## [THE EXERCISE]
Filter the listing below, copying every line in which the word "采用Wind" appears.

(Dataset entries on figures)
===============

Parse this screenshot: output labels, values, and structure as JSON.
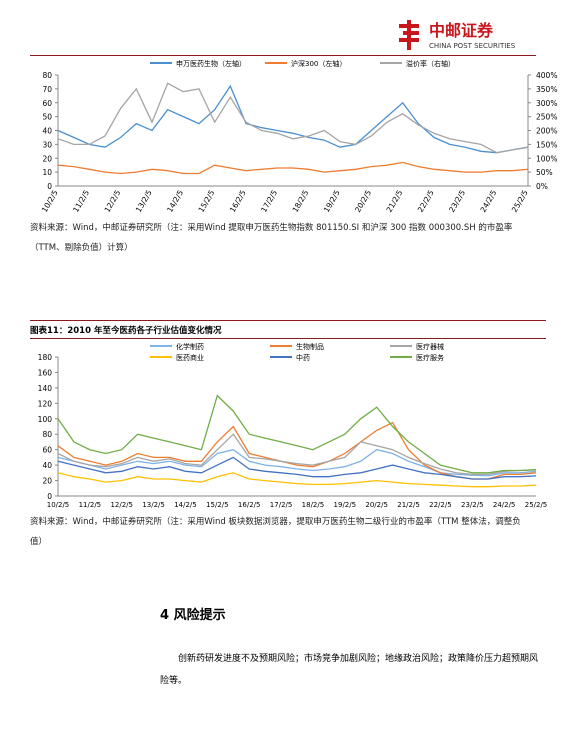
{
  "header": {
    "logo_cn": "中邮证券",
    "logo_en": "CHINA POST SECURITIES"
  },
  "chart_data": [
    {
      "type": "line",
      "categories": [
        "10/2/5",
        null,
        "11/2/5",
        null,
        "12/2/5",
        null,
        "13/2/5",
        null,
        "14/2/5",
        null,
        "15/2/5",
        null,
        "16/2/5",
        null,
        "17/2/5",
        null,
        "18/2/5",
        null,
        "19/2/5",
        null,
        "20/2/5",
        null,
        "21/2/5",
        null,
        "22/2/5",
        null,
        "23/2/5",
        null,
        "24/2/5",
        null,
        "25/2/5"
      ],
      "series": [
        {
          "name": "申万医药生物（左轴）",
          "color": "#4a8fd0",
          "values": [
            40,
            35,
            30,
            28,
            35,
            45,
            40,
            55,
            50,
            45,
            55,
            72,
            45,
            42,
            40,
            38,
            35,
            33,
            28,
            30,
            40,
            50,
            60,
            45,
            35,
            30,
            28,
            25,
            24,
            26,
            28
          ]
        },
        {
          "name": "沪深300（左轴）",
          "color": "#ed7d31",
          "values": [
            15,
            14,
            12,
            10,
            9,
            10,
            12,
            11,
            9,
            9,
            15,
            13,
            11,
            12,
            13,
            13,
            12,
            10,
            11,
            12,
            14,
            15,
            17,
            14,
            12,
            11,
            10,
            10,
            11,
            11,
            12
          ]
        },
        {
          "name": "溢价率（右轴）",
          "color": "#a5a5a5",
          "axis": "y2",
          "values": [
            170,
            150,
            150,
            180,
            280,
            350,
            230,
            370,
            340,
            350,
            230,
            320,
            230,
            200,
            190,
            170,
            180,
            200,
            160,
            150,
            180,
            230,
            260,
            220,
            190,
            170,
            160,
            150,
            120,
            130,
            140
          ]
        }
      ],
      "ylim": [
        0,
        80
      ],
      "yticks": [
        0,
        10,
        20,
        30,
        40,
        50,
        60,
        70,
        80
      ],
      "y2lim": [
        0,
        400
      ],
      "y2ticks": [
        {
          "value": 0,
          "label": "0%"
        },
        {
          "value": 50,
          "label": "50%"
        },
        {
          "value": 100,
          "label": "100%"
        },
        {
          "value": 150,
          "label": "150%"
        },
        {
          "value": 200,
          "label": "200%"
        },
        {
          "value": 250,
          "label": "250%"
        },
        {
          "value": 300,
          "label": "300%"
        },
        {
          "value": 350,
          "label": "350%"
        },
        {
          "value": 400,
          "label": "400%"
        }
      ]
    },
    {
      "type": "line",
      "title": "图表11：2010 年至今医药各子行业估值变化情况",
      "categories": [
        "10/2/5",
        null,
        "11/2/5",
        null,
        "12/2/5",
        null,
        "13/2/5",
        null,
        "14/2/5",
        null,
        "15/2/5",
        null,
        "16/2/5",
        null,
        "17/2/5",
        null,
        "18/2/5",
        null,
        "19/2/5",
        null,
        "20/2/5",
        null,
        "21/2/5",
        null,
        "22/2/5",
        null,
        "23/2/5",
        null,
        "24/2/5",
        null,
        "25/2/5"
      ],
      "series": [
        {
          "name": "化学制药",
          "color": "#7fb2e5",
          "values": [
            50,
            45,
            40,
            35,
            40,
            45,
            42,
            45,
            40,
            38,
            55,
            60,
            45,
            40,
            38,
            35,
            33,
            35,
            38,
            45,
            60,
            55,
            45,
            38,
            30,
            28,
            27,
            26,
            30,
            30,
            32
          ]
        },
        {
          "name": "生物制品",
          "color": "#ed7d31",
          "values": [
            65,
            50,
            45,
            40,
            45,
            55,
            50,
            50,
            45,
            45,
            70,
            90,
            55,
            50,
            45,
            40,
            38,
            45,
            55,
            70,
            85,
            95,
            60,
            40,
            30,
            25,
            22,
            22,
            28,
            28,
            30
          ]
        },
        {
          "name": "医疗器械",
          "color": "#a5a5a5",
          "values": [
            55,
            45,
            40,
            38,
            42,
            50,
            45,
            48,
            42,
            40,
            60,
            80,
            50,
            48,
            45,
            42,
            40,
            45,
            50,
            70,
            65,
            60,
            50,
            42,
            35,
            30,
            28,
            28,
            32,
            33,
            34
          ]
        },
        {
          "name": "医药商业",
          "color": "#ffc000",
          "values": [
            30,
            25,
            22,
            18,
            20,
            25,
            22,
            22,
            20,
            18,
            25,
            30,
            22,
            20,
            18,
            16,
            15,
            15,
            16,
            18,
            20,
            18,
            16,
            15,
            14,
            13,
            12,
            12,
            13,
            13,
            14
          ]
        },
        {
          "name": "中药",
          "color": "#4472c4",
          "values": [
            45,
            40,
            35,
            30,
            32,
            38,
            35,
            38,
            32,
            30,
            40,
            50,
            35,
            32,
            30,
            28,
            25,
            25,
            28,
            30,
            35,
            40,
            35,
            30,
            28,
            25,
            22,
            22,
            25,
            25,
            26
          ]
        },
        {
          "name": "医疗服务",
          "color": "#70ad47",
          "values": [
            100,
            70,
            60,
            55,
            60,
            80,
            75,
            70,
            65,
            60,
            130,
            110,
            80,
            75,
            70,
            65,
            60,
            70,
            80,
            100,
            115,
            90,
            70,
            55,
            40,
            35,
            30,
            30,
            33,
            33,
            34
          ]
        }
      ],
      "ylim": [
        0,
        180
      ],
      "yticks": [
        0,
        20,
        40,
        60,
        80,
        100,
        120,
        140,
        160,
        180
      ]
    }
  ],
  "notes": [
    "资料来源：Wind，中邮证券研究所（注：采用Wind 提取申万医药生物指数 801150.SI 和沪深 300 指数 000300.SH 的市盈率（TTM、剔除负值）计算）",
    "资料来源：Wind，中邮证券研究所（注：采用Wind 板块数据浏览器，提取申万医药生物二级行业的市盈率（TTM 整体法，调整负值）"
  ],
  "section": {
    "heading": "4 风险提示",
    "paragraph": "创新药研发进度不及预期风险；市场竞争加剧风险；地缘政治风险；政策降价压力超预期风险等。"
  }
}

===============

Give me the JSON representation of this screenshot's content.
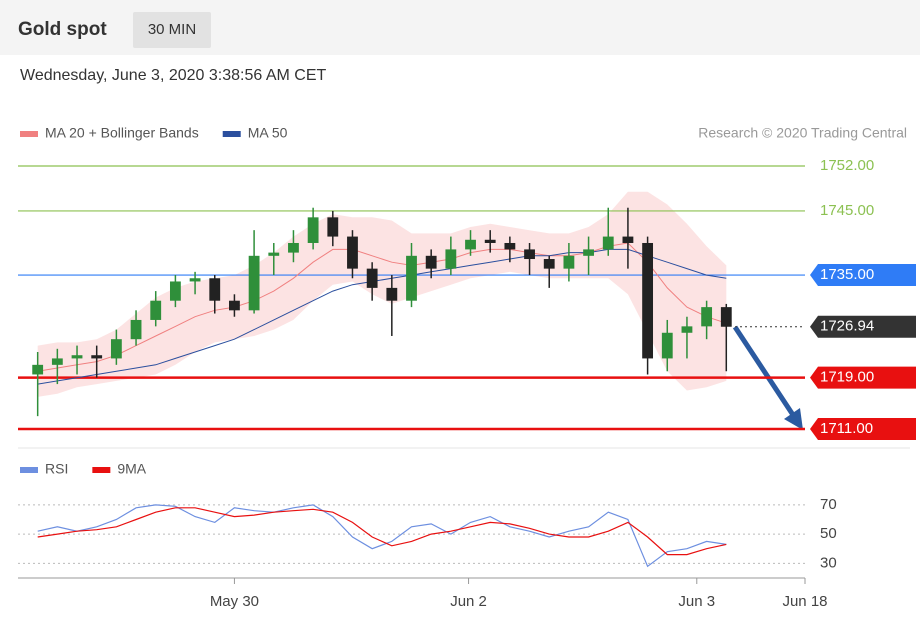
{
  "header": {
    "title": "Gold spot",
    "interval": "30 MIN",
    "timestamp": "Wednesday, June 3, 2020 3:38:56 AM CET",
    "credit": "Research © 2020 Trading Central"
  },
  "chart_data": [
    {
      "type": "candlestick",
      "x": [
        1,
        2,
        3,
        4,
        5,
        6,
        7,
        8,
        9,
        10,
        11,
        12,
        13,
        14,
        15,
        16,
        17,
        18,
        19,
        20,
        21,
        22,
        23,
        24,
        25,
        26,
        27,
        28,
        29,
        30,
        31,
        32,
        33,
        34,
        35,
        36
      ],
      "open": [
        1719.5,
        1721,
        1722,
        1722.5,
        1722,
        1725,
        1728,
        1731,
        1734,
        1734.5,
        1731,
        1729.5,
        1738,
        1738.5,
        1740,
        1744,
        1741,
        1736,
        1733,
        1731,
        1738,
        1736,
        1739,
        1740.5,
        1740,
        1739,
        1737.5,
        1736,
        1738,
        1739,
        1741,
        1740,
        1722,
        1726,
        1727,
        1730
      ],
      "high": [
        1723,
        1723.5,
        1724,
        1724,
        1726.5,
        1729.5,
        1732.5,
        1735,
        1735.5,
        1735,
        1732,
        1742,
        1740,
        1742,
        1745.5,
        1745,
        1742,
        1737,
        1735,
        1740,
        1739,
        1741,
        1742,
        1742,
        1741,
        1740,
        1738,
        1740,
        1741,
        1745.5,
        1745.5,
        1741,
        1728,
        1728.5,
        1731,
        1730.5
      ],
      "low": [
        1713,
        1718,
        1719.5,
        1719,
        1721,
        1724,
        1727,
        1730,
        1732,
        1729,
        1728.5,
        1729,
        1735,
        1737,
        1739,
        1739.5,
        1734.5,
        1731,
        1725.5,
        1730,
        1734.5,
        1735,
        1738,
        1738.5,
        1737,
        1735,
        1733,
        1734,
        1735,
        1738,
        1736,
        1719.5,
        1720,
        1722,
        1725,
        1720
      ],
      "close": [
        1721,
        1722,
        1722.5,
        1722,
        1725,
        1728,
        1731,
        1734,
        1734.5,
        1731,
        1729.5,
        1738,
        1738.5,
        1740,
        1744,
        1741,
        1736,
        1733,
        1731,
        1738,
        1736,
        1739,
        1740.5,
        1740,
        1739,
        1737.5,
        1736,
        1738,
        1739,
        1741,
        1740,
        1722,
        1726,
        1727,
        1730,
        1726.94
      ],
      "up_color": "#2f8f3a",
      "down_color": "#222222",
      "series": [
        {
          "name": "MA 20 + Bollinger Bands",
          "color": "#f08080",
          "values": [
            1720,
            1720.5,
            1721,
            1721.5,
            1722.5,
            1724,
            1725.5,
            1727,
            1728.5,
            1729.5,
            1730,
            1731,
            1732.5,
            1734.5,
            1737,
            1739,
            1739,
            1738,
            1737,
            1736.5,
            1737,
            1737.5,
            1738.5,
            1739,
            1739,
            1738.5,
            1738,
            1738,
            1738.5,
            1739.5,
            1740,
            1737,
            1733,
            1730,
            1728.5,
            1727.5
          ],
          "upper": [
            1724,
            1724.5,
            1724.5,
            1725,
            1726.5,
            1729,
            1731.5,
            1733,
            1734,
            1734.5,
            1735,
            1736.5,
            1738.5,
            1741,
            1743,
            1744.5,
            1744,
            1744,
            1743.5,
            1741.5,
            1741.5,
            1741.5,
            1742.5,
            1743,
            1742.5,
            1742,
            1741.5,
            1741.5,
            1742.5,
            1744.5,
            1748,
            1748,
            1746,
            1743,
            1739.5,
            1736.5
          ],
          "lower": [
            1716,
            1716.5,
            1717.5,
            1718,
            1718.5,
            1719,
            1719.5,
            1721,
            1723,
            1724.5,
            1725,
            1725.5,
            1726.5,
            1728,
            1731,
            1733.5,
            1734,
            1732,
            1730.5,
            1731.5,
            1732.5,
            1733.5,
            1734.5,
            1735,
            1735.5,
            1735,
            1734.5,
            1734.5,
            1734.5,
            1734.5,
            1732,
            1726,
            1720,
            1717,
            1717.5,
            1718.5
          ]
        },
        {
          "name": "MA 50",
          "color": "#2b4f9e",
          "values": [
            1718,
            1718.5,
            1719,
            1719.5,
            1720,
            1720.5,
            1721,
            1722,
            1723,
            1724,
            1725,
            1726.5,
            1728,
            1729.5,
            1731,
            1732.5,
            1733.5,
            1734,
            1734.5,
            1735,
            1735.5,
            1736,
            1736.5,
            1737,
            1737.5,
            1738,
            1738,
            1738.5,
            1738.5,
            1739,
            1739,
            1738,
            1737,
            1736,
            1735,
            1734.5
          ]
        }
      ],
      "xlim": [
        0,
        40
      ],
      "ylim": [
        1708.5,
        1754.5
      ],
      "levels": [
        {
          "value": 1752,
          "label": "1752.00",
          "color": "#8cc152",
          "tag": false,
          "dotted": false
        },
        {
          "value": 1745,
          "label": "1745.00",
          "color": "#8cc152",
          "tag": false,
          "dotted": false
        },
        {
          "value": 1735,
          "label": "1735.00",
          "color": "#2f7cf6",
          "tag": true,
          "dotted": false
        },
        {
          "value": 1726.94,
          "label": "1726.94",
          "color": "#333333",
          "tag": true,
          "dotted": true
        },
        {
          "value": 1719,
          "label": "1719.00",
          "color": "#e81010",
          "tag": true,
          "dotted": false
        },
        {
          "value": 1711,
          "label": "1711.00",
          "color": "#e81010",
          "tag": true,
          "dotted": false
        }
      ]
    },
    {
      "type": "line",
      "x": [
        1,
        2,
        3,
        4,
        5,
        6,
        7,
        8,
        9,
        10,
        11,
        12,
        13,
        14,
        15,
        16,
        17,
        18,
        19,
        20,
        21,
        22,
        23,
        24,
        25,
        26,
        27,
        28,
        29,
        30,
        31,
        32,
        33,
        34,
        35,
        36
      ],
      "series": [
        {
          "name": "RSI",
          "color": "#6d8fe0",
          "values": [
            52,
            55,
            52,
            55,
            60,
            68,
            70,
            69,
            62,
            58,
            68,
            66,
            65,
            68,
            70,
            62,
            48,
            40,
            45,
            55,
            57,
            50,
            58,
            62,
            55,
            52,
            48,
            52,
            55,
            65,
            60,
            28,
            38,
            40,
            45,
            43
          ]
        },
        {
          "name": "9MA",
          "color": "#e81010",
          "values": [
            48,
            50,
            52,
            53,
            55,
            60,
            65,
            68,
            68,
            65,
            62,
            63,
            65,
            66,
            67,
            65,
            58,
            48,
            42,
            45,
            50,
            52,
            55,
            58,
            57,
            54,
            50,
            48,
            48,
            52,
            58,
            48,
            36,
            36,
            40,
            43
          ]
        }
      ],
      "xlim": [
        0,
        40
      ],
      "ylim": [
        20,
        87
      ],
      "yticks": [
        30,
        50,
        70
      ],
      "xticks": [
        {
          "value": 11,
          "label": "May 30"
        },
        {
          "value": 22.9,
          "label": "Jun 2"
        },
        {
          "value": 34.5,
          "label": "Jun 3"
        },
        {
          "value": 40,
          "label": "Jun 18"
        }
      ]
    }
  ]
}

===============

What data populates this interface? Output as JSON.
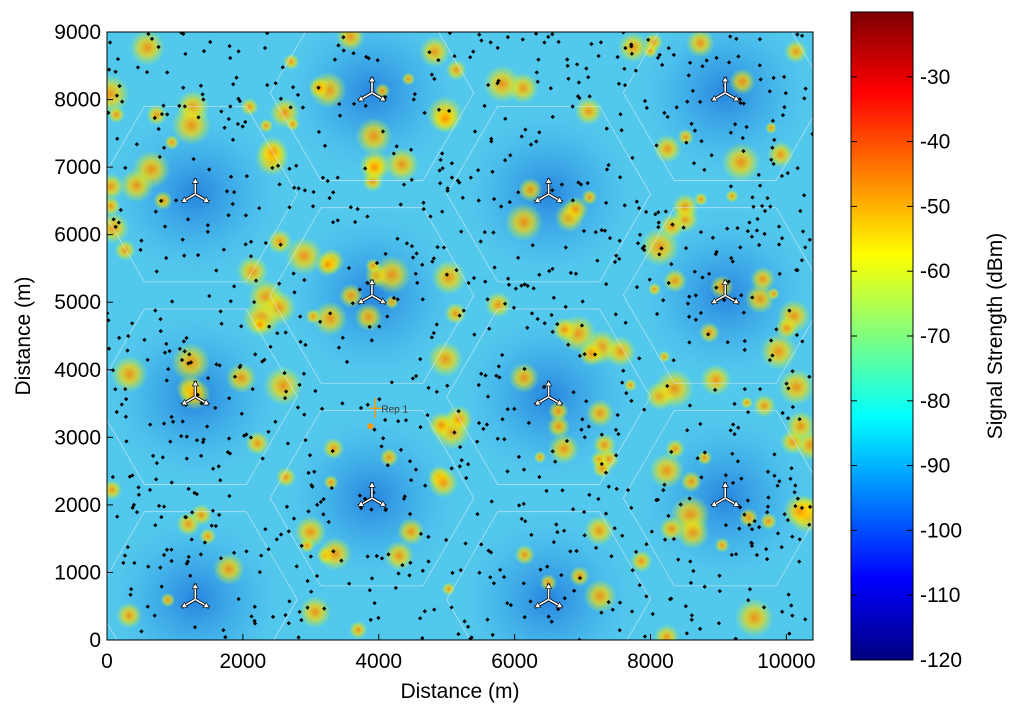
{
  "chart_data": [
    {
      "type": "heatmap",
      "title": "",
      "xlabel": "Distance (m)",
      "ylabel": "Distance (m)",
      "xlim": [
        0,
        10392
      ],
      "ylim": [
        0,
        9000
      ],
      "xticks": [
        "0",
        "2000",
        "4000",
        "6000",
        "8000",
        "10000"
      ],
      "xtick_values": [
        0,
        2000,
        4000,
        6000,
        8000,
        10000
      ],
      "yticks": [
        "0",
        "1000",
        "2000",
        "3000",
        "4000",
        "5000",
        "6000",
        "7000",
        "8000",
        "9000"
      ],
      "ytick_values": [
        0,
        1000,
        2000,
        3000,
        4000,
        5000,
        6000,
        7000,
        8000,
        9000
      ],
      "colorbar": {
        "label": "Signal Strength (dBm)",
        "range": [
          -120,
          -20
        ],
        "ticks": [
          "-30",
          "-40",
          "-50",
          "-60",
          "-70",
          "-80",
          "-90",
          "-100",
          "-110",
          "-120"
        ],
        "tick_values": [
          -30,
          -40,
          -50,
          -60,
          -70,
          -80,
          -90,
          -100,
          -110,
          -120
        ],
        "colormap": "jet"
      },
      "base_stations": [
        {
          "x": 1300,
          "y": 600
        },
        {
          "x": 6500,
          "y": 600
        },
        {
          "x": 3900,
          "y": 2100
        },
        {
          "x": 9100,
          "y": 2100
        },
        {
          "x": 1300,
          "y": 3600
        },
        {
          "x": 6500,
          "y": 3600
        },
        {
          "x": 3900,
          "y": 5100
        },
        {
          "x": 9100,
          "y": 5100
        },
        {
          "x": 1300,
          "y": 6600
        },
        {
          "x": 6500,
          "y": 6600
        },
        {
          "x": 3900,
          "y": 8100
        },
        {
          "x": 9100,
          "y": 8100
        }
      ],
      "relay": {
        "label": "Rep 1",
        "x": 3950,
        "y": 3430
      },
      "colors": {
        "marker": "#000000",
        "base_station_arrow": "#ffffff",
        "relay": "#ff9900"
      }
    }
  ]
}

===============

## [FINISHED EXERCISE]
    "资料来源：Wind，中邮证券研究所（注：采用Wind 提取申万医药生物指数 801150.SI 和沪深 300 指数 000300.SH 的市盈率（TTM、剔除负值）计算）",
    "资料来源：Wind，中邮证券研究所（注：采用Wind 板块数据浏览器，提取申万医药生物二级行业的市盈率（TTM 整体法，调整负值）"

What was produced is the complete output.